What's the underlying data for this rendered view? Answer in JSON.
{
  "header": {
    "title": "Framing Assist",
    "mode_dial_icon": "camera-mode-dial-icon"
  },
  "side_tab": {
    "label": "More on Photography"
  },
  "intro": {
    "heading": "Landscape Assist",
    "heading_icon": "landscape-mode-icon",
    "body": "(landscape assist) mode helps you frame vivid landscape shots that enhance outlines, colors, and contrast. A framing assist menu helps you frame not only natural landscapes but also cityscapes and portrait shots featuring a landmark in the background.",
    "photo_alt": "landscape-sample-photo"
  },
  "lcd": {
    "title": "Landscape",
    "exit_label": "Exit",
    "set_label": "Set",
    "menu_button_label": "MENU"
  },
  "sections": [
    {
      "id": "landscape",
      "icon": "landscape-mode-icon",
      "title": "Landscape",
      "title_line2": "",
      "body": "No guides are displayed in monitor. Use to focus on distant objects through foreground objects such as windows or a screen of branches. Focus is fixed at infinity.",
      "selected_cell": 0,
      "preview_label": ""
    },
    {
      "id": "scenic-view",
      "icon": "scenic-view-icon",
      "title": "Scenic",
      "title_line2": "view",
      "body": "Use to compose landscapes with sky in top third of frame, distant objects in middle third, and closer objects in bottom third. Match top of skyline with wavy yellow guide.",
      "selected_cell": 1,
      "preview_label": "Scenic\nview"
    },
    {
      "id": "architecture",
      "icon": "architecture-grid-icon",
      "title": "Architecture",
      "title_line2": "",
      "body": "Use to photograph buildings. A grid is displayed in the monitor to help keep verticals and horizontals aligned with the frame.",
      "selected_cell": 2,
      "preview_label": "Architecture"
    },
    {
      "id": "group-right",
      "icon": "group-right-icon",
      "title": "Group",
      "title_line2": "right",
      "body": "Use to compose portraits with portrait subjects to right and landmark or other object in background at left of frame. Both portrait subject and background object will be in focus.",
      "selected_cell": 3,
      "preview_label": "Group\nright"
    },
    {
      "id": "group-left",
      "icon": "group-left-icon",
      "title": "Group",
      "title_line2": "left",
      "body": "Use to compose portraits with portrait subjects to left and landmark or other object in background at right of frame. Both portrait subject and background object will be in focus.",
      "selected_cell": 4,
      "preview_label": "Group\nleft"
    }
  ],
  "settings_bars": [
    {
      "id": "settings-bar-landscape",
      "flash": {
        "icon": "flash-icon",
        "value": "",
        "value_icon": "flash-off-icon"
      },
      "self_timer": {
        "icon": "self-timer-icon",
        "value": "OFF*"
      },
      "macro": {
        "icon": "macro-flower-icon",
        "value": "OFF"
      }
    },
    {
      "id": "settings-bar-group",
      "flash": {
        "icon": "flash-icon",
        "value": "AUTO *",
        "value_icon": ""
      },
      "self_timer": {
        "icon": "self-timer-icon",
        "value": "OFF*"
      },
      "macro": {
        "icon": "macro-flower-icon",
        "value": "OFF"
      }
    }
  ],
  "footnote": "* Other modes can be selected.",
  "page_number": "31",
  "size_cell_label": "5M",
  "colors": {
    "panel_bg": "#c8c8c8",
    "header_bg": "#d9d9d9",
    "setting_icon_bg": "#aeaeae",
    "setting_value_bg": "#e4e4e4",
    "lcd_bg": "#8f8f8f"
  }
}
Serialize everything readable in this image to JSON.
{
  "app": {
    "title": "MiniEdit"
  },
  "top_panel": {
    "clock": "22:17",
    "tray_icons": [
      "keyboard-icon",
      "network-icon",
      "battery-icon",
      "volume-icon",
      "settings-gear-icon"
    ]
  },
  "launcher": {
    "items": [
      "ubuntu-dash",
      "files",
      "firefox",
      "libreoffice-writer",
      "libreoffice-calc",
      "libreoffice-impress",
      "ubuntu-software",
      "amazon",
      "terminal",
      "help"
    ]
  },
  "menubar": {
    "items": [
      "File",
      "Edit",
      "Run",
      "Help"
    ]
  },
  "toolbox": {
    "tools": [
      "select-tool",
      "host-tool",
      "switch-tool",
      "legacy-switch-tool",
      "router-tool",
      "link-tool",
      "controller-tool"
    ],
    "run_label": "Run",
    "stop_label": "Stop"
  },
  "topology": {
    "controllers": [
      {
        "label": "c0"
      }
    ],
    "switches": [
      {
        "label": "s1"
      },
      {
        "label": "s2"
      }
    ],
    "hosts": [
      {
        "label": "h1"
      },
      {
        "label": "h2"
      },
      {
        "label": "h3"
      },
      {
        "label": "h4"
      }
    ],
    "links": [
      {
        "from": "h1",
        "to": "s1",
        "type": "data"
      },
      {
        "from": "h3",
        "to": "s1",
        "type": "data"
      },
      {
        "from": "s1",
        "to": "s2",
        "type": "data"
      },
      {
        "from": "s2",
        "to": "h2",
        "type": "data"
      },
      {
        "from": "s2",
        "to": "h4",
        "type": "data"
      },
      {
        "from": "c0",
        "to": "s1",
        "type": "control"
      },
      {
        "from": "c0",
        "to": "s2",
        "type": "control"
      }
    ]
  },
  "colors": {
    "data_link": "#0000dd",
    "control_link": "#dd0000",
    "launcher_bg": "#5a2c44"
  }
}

____________________

* _What you are asked to do_: Make an exact copy of the records.

* _Written answer_:
What's the underlying data for this rendered view? Answer in JSON.
{
  "header": {
    "title": "Framing Assist",
    "mode_dial_icon": "camera-mode-dial-icon"
  },
  "side_tab": {
    "label": "More on Photography"
  },
  "intro": {
    "heading": "Landscape Assist",
    "heading_icon": "landscape-mode-icon",
    "body": "(landscape assist) mode helps you frame vivid landscape shots that enhance outlines, colors, and contrast. A framing assist menu helps you frame not only natural landscapes but also cityscapes and portrait shots featuring a landmark in the background.",
    "photo_alt": "landscape-sample-photo"
  },
  "lcd": {
    "title": "Landscape",
    "exit_label": "Exit",
    "set_label": "Set",
    "menu_button_label": "MENU"
  },
  "sections": [
    {
      "id": "landscape",
      "icon": "landscape-mode-icon",
      "title": "Landscape",
      "title_line2": "",
      "body": "No guides are displayed in monitor. Use to focus on distant objects through foreground objects such as windows or a screen of branches. Focus is fixed at infinity.",
      "selected_cell": 0,
      "preview_label": ""
    },
    {
      "id": "scenic-view",
      "icon": "scenic-view-icon",
      "title": "Scenic",
      "title_line2": "view",
      "body": "Use to compose landscapes with sky in top third of frame, distant objects in middle third, and closer objects in bottom third. Match top of skyline with wavy yellow guide.",
      "selected_cell": 1,
      "preview_label": "Scenic\nview"
    },
    {
      "id": "architecture",
      "icon": "architecture-grid-icon",
      "title": "Architecture",
      "title_line2": "",
      "body": "Use to photograph buildings. A grid is displayed in the monitor to help keep verticals and horizontals aligned with the frame.",
      "selected_cell": 2,
      "preview_label": "Architecture"
    },
    {
      "id": "group-right",
      "icon": "group-right-icon",
      "title": "Group",
      "title_line2": "right",
      "body": "Use to compose portraits with portrait subjects to right and landmark or other object in background at left of frame. Both portrait subject and background object will be in focus.",
      "selected_cell": 3,
      "preview_label": "Group\nright"
    },
    {
      "id": "group-left",
      "icon": "group-left-icon",
      "title": "Group",
      "title_line2": "left",
      "body": "Use to compose portraits with portrait subjects to left and landmark or other object in background at right of frame. Both portrait subject and background object will be in focus.",
      "selected_cell": 4,
      "preview_label": "Group\nleft"
    }
  ],
  "settings_bars": [
    {
      "id": "settings-bar-landscape",
      "flash": {
        "icon": "flash-icon",
        "value": "",
        "value_icon": "flash-off-icon"
      },
      "self_timer": {
        "icon": "self-timer-icon",
        "value": "OFF*"
      },
      "macro": {
        "icon": "macro-flower-icon",
        "value": "OFF"
      }
    },
    {
      "id": "settings-bar-group",
      "flash": {
        "icon": "flash-icon",
        "value": "AUTO *",
        "value_icon": ""
      },
      "self_timer": {
        "icon": "self-timer-icon",
        "value": "OFF*"
      },
      "macro": {
        "icon": "macro-flower-icon",
        "value": "OFF"
      }
    }
  ],
  "footnote": "* Other modes can be selected.",
  "page_number": "31",
  "size_cell_label": "5M",
  "colors": {
    "panel_bg": "#c8c8c8",
    "header_bg": "#d9d9d9",
    "setting_icon_bg": "#aeaeae",
    "setting_value_bg": "#e4e4e4",
    "lcd_bg": "#8f8f8f"
  }
}
Serialize everything readable in this image to JSON.
{
  "app": {
    "title": "MiniEdit"
  },
  "top_panel": {
    "clock": "22:17",
    "tray_icons": [
      "keyboard-icon",
      "network-icon",
      "battery-icon",
      "volume-icon",
      "settings-gear-icon"
    ]
  },
  "launcher": {
    "items": [
      "ubuntu-dash",
      "files",
      "firefox",
      "libreoffice-writer",
      "libreoffice-calc",
      "libreoffice-impress",
      "ubuntu-software",
      "amazon",
      "terminal",
      "help"
    ]
  },
  "menubar": {
    "items": [
      "File",
      "Edit",
      "Run",
      "Help"
    ]
  },
  "toolbox": {
    "tools": [
      "select-tool",
      "host-tool",
      "switch-tool",
      "legacy-switch-tool",
      "router-tool",
      "link-tool",
      "controller-tool"
    ],
    "run_label": "Run",
    "stop_label": "Stop"
  },
  "topology": {
    "controllers": [
      {
        "label": "c0"
      }
    ],
    "switches": [
      {
        "label": "s1"
      },
      {
        "label": "s2"
      }
    ],
    "hosts": [
      {
        "label": "h1"
      },
      {
        "label": "h2"
      },
      {
        "label": "h3"
      },
      {
        "label": "h4"
      }
    ],
    "links": [
      {
        "from": "h1",
        "to": "s1",
        "type": "data"
      },
      {
        "from": "h3",
        "to": "s1",
        "type": "data"
      },
      {
        "from": "s1",
        "to": "s2",
        "type": "data"
      },
      {
        "from": "s2",
        "to": "h2",
        "type": "data"
      },
      {
        "from": "s2",
        "to": "h4",
        "type": "data"
      },
      {
        "from": "c0",
        "to": "s1",
        "type": "control"
      },
      {
        "from": "c0",
        "to": "s2",
        "type": "control"
      }
    ]
  },
  "colors": {
    "data_link": "#0000dd",
    "control_link": "#dd0000",
    "launcher_bg": "#5a2c44"
  }
}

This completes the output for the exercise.